## Start Material for this task

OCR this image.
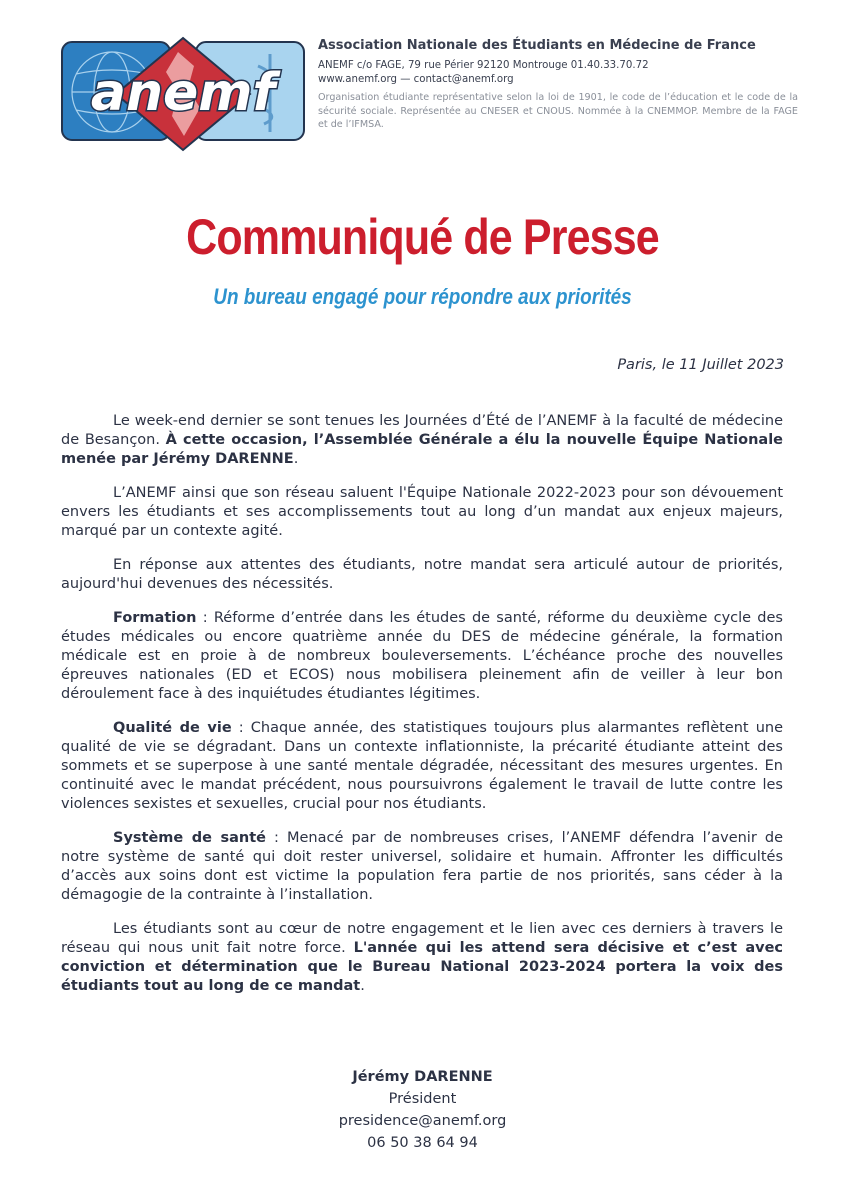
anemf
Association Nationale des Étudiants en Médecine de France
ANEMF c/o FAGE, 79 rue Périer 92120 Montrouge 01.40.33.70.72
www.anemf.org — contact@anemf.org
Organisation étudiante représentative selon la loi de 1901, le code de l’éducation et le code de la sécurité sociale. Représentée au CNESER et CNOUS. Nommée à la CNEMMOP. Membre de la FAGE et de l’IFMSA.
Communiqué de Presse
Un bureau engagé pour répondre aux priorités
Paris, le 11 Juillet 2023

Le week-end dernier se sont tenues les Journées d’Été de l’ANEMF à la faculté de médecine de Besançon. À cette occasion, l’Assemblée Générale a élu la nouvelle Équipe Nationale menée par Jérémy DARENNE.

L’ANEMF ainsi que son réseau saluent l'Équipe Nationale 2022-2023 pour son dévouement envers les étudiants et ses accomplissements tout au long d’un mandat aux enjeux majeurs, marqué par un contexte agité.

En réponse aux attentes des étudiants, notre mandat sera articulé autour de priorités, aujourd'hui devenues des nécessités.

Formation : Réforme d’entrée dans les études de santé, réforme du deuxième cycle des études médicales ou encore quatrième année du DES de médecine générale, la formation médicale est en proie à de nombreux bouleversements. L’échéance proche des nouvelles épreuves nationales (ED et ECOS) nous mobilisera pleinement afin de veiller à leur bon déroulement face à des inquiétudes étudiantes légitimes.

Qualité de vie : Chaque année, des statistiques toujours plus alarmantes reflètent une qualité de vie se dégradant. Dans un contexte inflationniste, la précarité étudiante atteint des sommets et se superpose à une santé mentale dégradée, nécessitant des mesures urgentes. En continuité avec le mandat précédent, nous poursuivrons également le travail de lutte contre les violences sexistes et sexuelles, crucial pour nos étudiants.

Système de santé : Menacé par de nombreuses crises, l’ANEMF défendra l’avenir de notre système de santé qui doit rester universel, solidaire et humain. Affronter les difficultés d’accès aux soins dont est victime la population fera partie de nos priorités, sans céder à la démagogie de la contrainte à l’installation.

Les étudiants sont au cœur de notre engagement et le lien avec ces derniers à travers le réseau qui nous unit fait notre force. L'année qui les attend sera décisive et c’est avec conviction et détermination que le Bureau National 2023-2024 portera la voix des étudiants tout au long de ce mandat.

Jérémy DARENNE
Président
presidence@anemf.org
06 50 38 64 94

## End Material for this task

*Problem statement:* Check each line of the records for "DARENNE" and copy the ones that contain it.

*Exercise solution:*
Le week-end dernier se sont tenues les Journées d’Été de l’ANEMF à la faculté de médecine de Besançon. À cette occasion, l’Assemblée Générale a élu la nouvelle Équipe Nationale menée par Jérémy DARENNE.
Jérémy DARENNE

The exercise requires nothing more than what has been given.